═══ Stored data ═══

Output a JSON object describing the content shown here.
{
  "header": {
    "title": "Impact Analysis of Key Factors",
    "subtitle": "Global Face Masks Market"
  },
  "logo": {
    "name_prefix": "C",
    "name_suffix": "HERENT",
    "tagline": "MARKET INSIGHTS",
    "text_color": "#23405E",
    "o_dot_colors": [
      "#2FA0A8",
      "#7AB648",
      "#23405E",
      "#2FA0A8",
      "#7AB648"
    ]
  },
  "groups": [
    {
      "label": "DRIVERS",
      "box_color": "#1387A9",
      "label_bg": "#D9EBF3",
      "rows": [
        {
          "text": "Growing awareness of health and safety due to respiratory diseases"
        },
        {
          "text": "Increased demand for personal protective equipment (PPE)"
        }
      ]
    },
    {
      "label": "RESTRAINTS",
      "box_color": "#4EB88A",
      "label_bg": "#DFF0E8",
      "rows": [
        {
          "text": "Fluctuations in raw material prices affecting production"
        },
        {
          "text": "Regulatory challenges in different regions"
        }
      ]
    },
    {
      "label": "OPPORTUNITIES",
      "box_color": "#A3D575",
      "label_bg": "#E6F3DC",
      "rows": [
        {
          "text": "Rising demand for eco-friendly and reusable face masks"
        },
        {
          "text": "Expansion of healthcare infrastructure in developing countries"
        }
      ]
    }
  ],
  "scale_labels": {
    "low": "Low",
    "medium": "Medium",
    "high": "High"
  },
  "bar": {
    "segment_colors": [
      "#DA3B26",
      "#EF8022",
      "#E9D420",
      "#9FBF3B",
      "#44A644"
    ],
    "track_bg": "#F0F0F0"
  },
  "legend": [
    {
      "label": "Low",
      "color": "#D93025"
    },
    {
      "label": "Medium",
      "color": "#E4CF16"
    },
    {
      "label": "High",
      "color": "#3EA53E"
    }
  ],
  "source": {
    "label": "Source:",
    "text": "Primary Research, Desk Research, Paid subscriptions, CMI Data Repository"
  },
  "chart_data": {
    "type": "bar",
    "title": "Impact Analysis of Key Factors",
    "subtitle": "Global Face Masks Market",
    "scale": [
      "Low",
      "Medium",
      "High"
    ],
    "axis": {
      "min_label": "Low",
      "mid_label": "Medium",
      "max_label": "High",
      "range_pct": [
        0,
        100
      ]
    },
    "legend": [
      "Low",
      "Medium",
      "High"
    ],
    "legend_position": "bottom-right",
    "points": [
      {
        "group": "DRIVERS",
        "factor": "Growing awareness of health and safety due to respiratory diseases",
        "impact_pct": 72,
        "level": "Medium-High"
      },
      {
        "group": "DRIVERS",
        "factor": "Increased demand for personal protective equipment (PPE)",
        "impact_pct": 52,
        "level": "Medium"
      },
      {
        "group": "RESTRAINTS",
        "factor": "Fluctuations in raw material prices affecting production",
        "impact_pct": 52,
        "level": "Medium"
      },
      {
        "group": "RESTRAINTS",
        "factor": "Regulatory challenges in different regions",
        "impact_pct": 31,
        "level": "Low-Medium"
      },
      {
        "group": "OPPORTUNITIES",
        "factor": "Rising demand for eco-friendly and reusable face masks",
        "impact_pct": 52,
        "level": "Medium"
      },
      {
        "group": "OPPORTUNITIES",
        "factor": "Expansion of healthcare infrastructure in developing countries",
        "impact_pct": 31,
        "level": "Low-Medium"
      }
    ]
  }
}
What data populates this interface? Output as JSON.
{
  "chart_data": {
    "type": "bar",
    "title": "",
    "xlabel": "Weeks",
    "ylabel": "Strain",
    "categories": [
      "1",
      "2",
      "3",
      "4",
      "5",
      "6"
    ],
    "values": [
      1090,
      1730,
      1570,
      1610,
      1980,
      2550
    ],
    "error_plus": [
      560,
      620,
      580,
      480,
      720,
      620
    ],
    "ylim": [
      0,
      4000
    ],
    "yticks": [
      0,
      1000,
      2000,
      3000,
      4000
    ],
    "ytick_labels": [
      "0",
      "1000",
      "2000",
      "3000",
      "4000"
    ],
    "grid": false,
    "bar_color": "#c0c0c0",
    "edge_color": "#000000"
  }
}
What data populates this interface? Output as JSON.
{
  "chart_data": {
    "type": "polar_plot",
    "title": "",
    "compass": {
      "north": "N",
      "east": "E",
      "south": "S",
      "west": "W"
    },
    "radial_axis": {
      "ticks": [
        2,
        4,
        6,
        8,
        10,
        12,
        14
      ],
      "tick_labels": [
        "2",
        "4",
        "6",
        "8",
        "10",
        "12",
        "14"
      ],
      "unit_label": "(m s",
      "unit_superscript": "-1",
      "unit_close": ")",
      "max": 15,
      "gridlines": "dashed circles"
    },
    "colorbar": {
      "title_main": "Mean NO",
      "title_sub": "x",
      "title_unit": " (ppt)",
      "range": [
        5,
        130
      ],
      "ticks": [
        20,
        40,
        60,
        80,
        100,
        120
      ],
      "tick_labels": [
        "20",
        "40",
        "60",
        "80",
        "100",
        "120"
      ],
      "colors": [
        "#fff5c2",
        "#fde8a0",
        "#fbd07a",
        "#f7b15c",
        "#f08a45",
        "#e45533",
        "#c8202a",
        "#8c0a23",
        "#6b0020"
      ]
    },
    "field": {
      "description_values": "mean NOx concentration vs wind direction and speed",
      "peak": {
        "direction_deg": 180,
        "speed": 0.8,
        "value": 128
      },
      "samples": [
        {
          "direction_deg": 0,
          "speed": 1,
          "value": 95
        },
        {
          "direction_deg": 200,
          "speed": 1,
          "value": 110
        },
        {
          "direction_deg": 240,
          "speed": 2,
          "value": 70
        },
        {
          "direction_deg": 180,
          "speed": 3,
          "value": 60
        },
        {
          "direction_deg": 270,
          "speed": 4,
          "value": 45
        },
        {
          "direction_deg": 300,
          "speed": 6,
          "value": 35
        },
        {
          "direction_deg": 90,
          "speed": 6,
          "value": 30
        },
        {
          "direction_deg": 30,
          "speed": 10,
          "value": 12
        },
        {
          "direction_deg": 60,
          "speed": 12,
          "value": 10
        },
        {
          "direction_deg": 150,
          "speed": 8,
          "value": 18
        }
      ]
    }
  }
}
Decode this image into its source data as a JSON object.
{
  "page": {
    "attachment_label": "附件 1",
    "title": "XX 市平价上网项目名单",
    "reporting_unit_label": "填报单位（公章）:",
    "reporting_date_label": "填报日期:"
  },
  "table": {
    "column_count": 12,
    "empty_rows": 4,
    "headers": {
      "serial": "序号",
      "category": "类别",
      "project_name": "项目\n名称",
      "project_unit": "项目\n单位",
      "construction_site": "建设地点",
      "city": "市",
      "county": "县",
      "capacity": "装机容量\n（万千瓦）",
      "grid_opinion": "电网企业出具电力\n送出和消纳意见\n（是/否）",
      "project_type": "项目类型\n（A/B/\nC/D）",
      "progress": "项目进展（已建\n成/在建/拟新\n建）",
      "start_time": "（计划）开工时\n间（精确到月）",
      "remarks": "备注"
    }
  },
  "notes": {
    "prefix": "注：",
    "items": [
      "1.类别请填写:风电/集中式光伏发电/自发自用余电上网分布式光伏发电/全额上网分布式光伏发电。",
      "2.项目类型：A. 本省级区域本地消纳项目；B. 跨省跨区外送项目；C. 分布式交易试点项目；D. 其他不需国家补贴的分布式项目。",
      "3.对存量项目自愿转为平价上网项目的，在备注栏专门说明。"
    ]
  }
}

═══

Description of the task: Copy each line above containing the string "Increased".

Expected answer:
          "text": "Increased demand for personal protective equipment (PPE)"
        "factor": "Increased demand for personal protective equipment (PPE)",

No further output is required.